▶ **TASK STATEMENT**: Transcribe every line exactly and omit anything that is a picture.

▶ **DATA TO USE**:
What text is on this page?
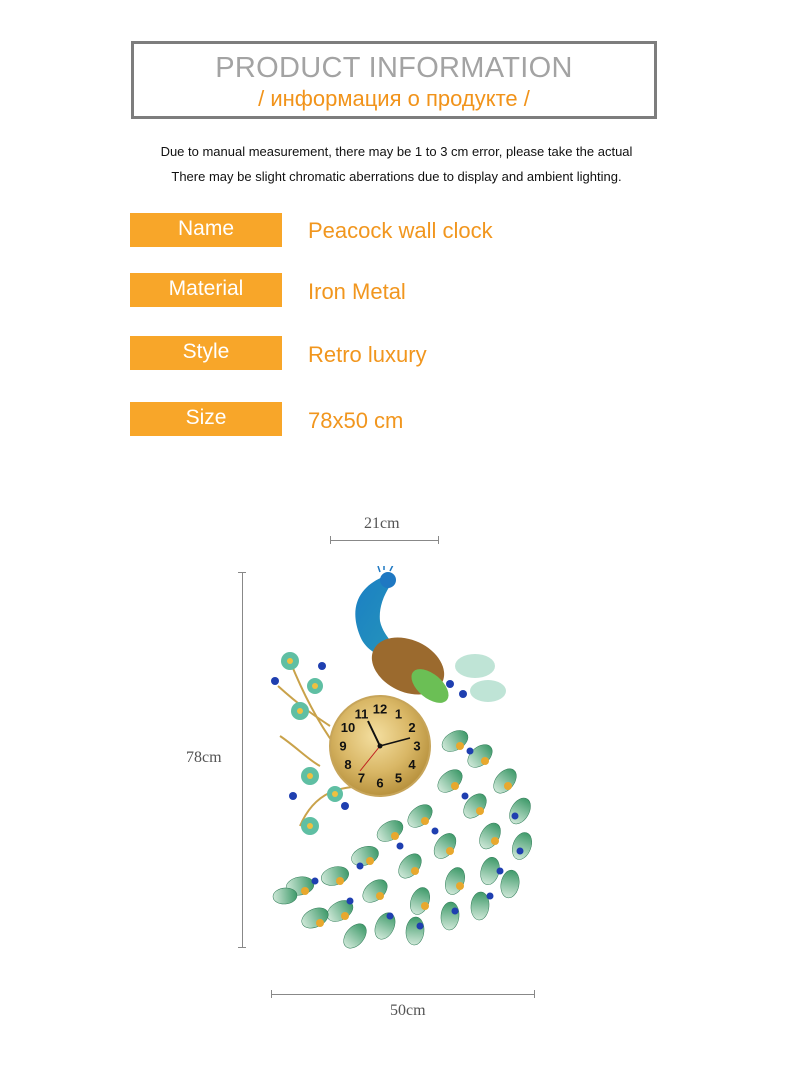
PRODUCT INFORMATION
/ информация о продукте /
Due to manual measurement, there may be 1 to 3 cm error, please take the actual
There may be slight chromatic aberrations due to display and ambient lighting.
Name	Peacock wall clock
Material	Iron Metal
Style	Retro luxury
Size	78x50 cm
21cm
78cm
50cm
12 1
2
3
4
5
6
7
8
9
10
11
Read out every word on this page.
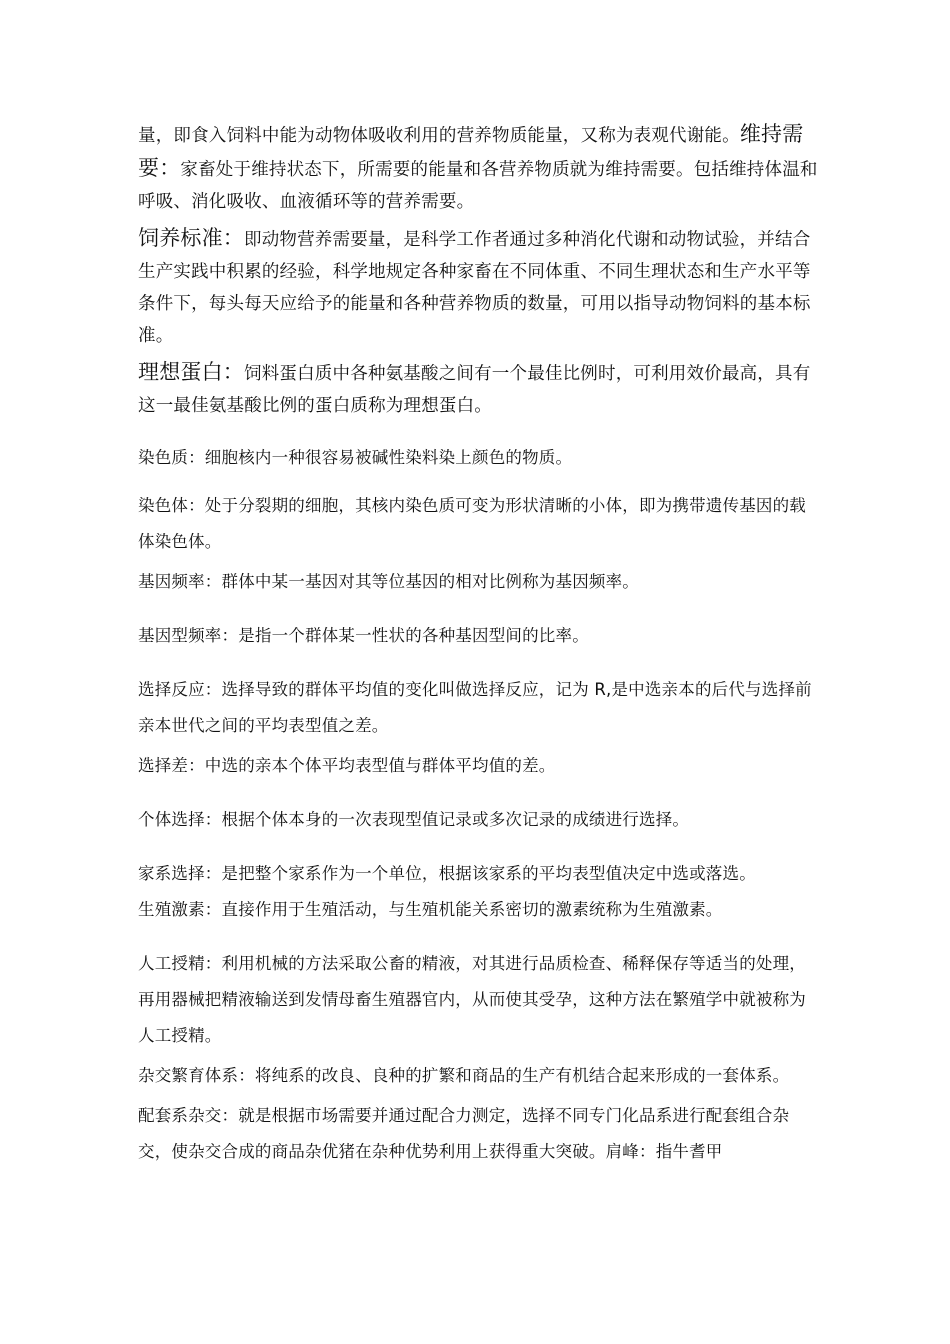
量，即食入饲料中能为动物体吸收利用的营养物质能量，又称为表观代谢能。维持需要：家畜处于维持状态下，所需要的能量和各营养物质就为维持需要。包括维持体温和呼吸、消化吸收、血液循环等的营养需要。

饲养标准：即动物营养需要量，是科学工作者通过多种消化代谢和动物试验，并结合生产实践中积累的经验，科学地规定各种家畜在不同体重、不同生理状态和生产水平等条件下，每头每天应给予的能量和各种营养物质的数量，可用以指导动物饲料的基本标准。

理想蛋白：饲料蛋白质中各种氨基酸之间有一个最佳比例时，可利用效价最高，具有这一最佳氨基酸比例的蛋白质称为理想蛋白。

染色质：细胞核内一种很容易被碱性染料染上颜色的物质。

染色体：处于分裂期的细胞，其核内染色质可变为形状清晰的小体，即为携带遗传基因的载体染色体。

基因频率：群体中某一基因对其等位基因的相对比例称为基因频率。

基因型频率：是指一个群体某一性状的各种基因型间的比率。

选择反应：选择导致的群体平均值的变化叫做选择反应，记为 R,是中选亲本的后代与选择前亲本世代之间的平均表型值之差。

选择差：中选的亲本个体平均表型值与群体平均值的差。

个体选择：根据个体本身的一次表现型值记录或多次记录的成绩进行选择。

家系选择：是把整个家系作为一个单位，根据该家系的平均表型值决定中选或落选。

生殖激素：直接作用于生殖活动，与生殖机能关系密切的激素统称为生殖激素。

人工授精：利用机械的方法采取公畜的精液，对其进行品质检查、稀释保存等适当的处理，再用器械把精液输送到发情母畜生殖器官内，从而使其受孕，这种方法在繁殖学中就被称为人工授精。

杂交繁育体系：将纯系的改良、良种的扩繁和商品的生产有机结合起来形成的一套体系。

配套系杂交：就是根据市场需要并通过配合力测定，选择不同专门化品系进行配套组合杂交，使杂交合成的商品杂优猪在杂种优势利用上获得重大突破。肩峰：指牛耆甲
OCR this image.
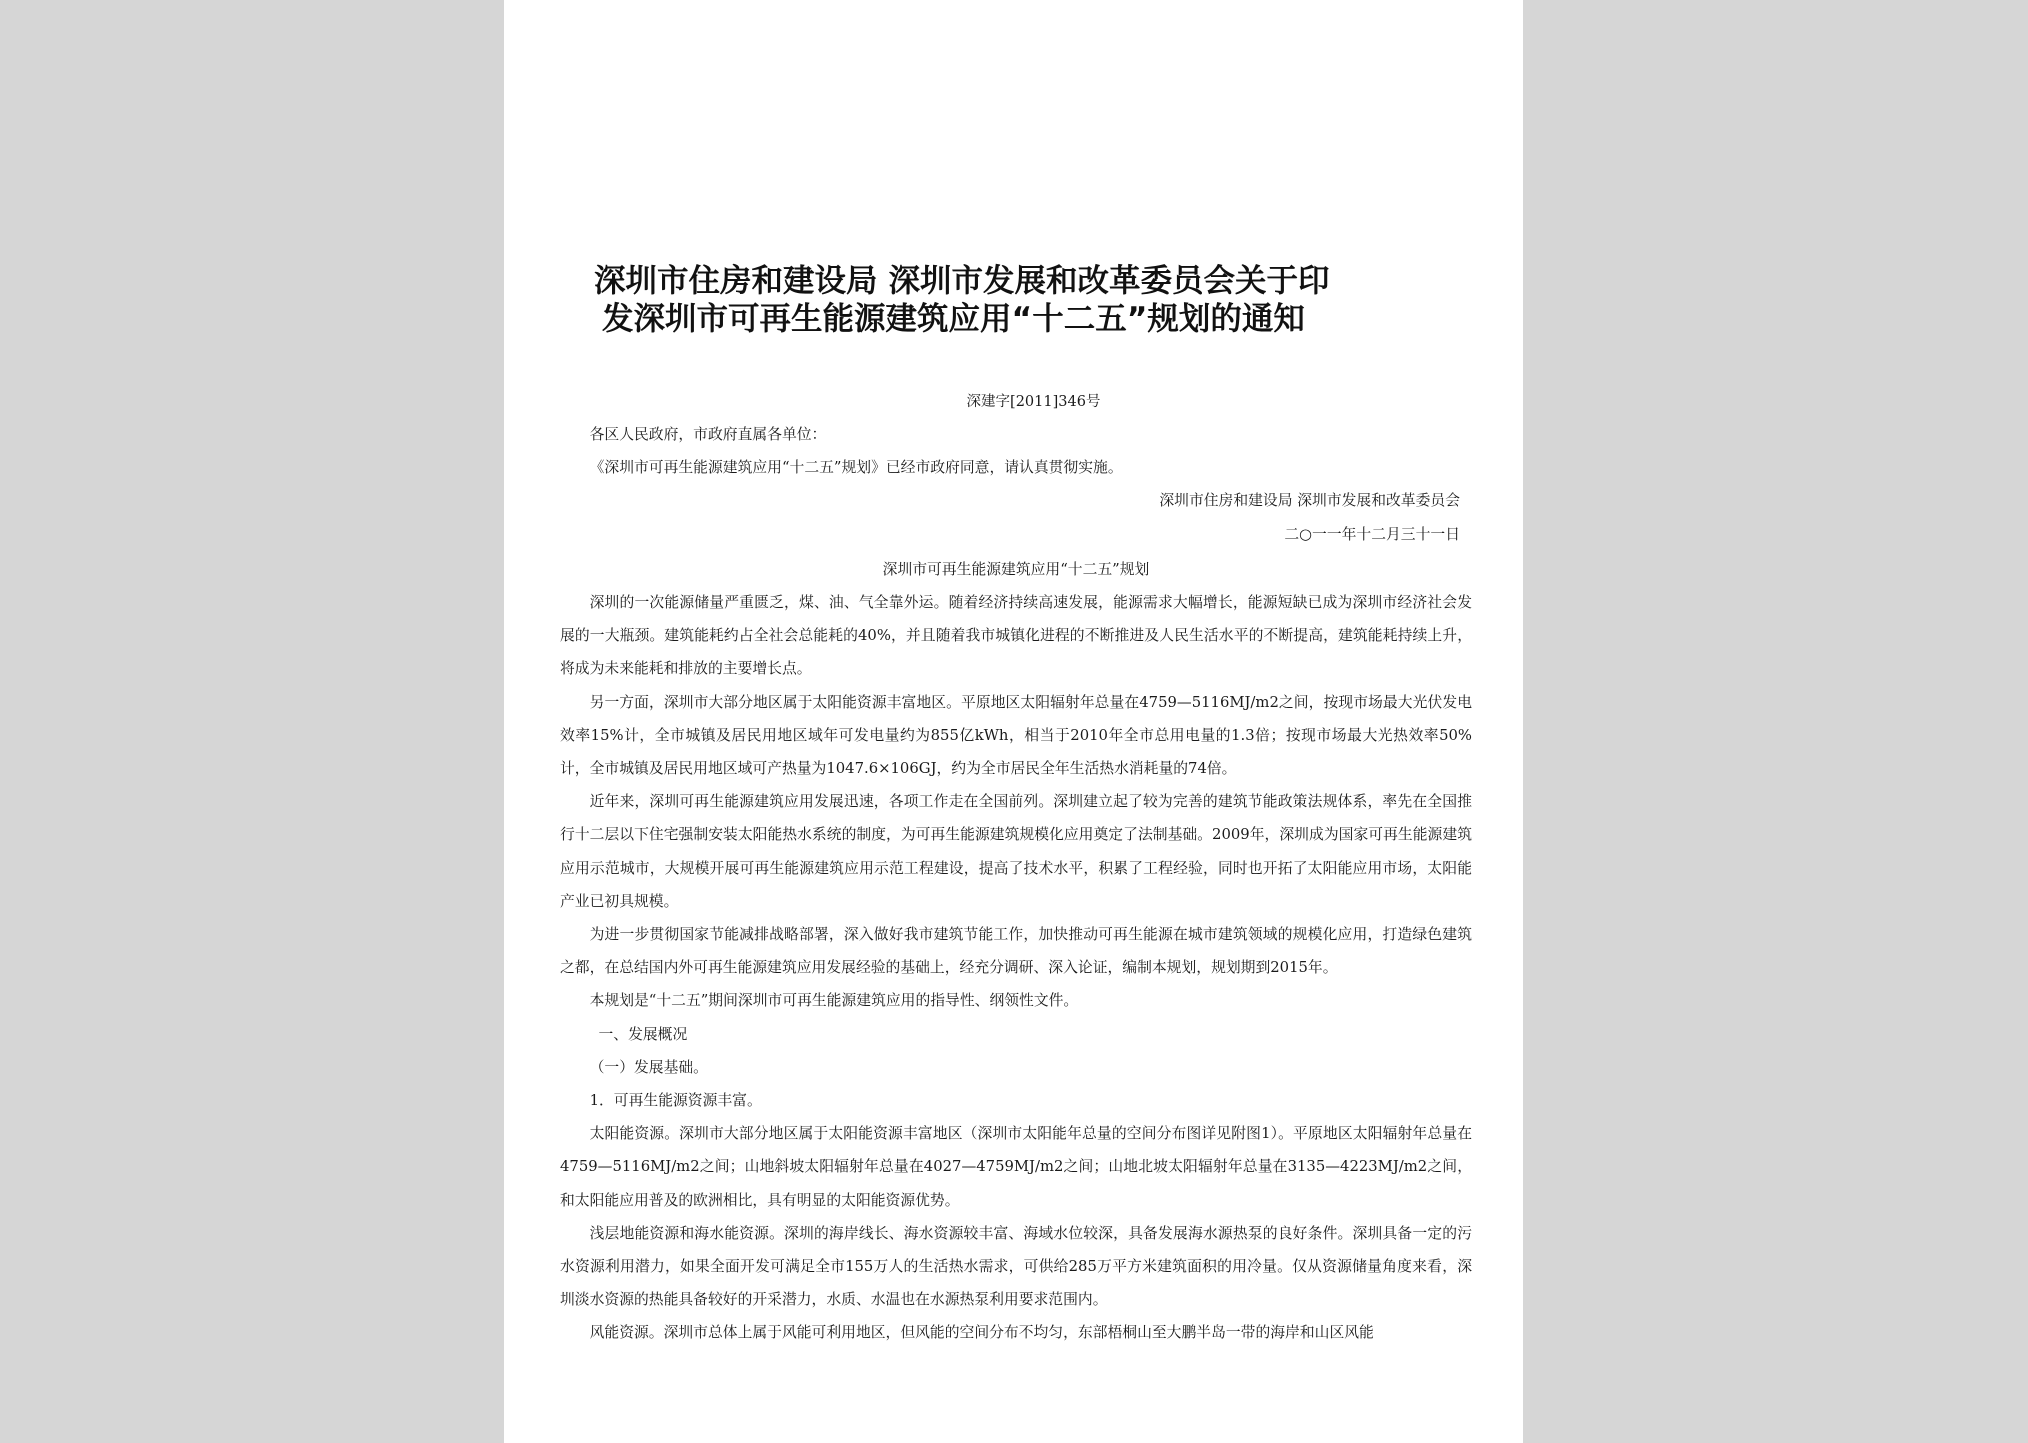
深圳市住房和建设局 深圳市发展和改革委员会关于印
发深圳市可再生能源建筑应用“十二五”规划的通知
深建字[2011]346号

各区人民政府，市政府直属各单位：

《深圳市可再生能源建筑应用“十二五”规划》已经市政府同意，请认真贯彻实施。

深圳市住房和建设局 深圳市发展和改革委员会

二○一一年十二月三十一日

深圳市可再生能源建筑应用“十二五”规划

深圳的一次能源储量严重匮乏，煤、油、气全靠外运。随着经济持续高速发展，能源需求大幅增长，能源短缺已成为深圳市经济社会发展的一大瓶颈。建筑能耗约占全社会总能耗的40%，并且随着我市城镇化进程的不断推进及人民生活水平的不断提高，建筑能耗持续上升，将成为未来能耗和排放的主要增长点。

另一方面，深圳市大部分地区属于太阳能资源丰富地区。平原地区太阳辐射年总量在4759—5116MJ/m2之间，按现市场最大光伏发电效率15%计，全市城镇及居民用地区域年可发电量约为855亿kWh，相当于2010年全市总用电量的1.3倍；按现市场最大光热效率50%计，全市城镇及居民用地区域可产热量为1047.6×106GJ，约为全市居民全年生活热水消耗量的74倍。

近年来，深圳可再生能源建筑应用发展迅速，各项工作走在全国前列。深圳建立起了较为完善的建筑节能政策法规体系，率先在全国推行十二层以下住宅强制安装太阳能热水系统的制度，为可再生能源建筑规模化应用奠定了法制基础。2009年，深圳成为国家可再生能源建筑应用示范城市，大规模开展可再生能源建筑应用示范工程建设，提高了技术水平，积累了工程经验，同时也开拓了太阳能应用市场，太阳能产业已初具规模。

为进一步贯彻国家节能减排战略部署，深入做好我市建筑节能工作，加快推动可再生能源在城市建筑领域的规模化应用，打造绿色建筑之都，在总结国内外可再生能源建筑应用发展经验的基础上，经充分调研、深入论证，编制本规划，规划期到2015年。

本规划是“十二五”期间深圳市可再生能源建筑应用的指导性、纲领性文件。

一、发展概况

（一）发展基础。

1．可再生能源资源丰富。

太阳能资源。深圳市大部分地区属于太阳能资源丰富地区（深圳市太阳能年总量的空间分布图详见附图1）。平原地区太阳辐射年总量在4759—5116MJ/m2之间；山地斜坡太阳辐射年总量在4027—4759MJ/m2之间；山地北坡太阳辐射年总量在3135—4223MJ/m2之间，和太阳能应用普及的欧洲相比，具有明显的太阳能资源优势。

浅层地能资源和海水能资源。深圳的海岸线长、海水资源较丰富、海域水位较深，具备发展海水源热泵的良好条件。深圳具备一定的污水资源利用潜力，如果全面开发可满足全市155万人的生活热水需求，可供给285万平方米建筑面积的用冷量。仅从资源储量角度来看，深圳淡水资源的热能具备较好的开采潜力，水质、水温也在水源热泵利用要求范围内。

风能资源。深圳市总体上属于风能可利用地区，但风能的空间分布不均匀，东部梧桐山至大鹏半岛一带的海岸和山区风能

▶ **FINISHED EXERCISE**:
What text is on this page?
PRODUCT INFORMATION
/ информация о продукте /
Due to manual measurement, there may be 1 to 3 cm error, please take the actual
There may be slight chromatic aberrations due to display and ambient lighting.
Name	Peacock wall clock
Material	Iron Metal
Style	Retro luxury
Size	78x50 cm
21cm
78cm
50cm
12 1
2
3
4
5
6
7
8
9
10
11
Read out every word on this page.
量，即食入饲料中能为动物体吸收利用的营养物质能量，又称为表观代谢能。维持需要：家畜处于维持状态下，所需要的能量和各营养物质就为维持需要。包括维持体温和呼吸、消化吸收、血液循环等的营养需要。

饲养标准：即动物营养需要量，是科学工作者通过多种消化代谢和动物试验，并结合生产实践中积累的经验，科学地规定各种家畜在不同体重、不同生理状态和生产水平等条件下，每头每天应给予的能量和各种营养物质的数量，可用以指导动物饲料的基本标准。

理想蛋白：饲料蛋白质中各种氨基酸之间有一个最佳比例时，可利用效价最高，具有这一最佳氨基酸比例的蛋白质称为理想蛋白。

染色质：细胞核内一种很容易被碱性染料染上颜色的物质。

染色体：处于分裂期的细胞，其核内染色质可变为形状清晰的小体，即为携带遗传基因的载体染色体。

基因频率：群体中某一基因对其等位基因的相对比例称为基因频率。

基因型频率：是指一个群体某一性状的各种基因型间的比率。

选择反应：选择导致的群体平均值的变化叫做选择反应，记为 R,是中选亲本的后代与选择前亲本世代之间的平均表型值之差。

选择差：中选的亲本个体平均表型值与群体平均值的差。

个体选择：根据个体本身的一次表现型值记录或多次记录的成绩进行选择。

家系选择：是把整个家系作为一个单位，根据该家系的平均表型值决定中选或落选。

生殖激素：直接作用于生殖活动，与生殖机能关系密切的激素统称为生殖激素。

人工授精：利用机械的方法采取公畜的精液，对其进行品质检查、稀释保存等适当的处理，再用器械把精液输送到发情母畜生殖器官内，从而使其受孕，这种方法在繁殖学中就被称为人工授精。

杂交繁育体系：将纯系的改良、良种的扩繁和商品的生产有机结合起来形成的一套体系。

配套系杂交：就是根据市场需要并通过配合力测定，选择不同专门化品系进行配套组合杂交，使杂交合成的商品杂优猪在杂种优势利用上获得重大突破。肩峰：指牛耆甲
OCR this image.
深圳市住房和建设局 深圳市发展和改革委员会关于印
发深圳市可再生能源建筑应用“十二五”规划的通知
深建字[2011]346号

各区人民政府，市政府直属各单位：

《深圳市可再生能源建筑应用“十二五”规划》已经市政府同意，请认真贯彻实施。

深圳市住房和建设局 深圳市发展和改革委员会

二○一一年十二月三十一日

深圳市可再生能源建筑应用“十二五”规划

深圳的一次能源储量严重匮乏，煤、油、气全靠外运。随着经济持续高速发展，能源需求大幅增长，能源短缺已成为深圳市经济社会发展的一大瓶颈。建筑能耗约占全社会总能耗的40%，并且随着我市城镇化进程的不断推进及人民生活水平的不断提高，建筑能耗持续上升，将成为未来能耗和排放的主要增长点。

另一方面，深圳市大部分地区属于太阳能资源丰富地区。平原地区太阳辐射年总量在4759—5116MJ/m2之间，按现市场最大光伏发电效率15%计，全市城镇及居民用地区域年可发电量约为855亿kWh，相当于2010年全市总用电量的1.3倍；按现市场最大光热效率50%计，全市城镇及居民用地区域可产热量为1047.6×106GJ，约为全市居民全年生活热水消耗量的74倍。

近年来，深圳可再生能源建筑应用发展迅速，各项工作走在全国前列。深圳建立起了较为完善的建筑节能政策法规体系，率先在全国推行十二层以下住宅强制安装太阳能热水系统的制度，为可再生能源建筑规模化应用奠定了法制基础。2009年，深圳成为国家可再生能源建筑应用示范城市，大规模开展可再生能源建筑应用示范工程建设，提高了技术水平，积累了工程经验，同时也开拓了太阳能应用市场，太阳能产业已初具规模。

为进一步贯彻国家节能减排战略部署，深入做好我市建筑节能工作，加快推动可再生能源在城市建筑领域的规模化应用，打造绿色建筑之都，在总结国内外可再生能源建筑应用发展经验的基础上，经充分调研、深入论证，编制本规划，规划期到2015年。

本规划是“十二五”期间深圳市可再生能源建筑应用的指导性、纲领性文件。

一、发展概况

（一）发展基础。

1．可再生能源资源丰富。

太阳能资源。深圳市大部分地区属于太阳能资源丰富地区（深圳市太阳能年总量的空间分布图详见附图1）。平原地区太阳辐射年总量在4759—5116MJ/m2之间；山地斜坡太阳辐射年总量在4027—4759MJ/m2之间；山地北坡太阳辐射年总量在3135—4223MJ/m2之间，和太阳能应用普及的欧洲相比，具有明显的太阳能资源优势。

浅层地能资源和海水能资源。深圳的海岸线长、海水资源较丰富、海域水位较深，具备发展海水源热泵的良好条件。深圳具备一定的污水资源利用潜力，如果全面开发可满足全市155万人的生活热水需求，可供给285万平方米建筑面积的用冷量。仅从资源储量角度来看，深圳淡水资源的热能具备较好的开采潜力，水质、水温也在水源热泵利用要求范围内。

风能资源。深圳市总体上属于风能可利用地区，但风能的空间分布不均匀，东部梧桐山至大鹏半岛一带的海岸和山区风能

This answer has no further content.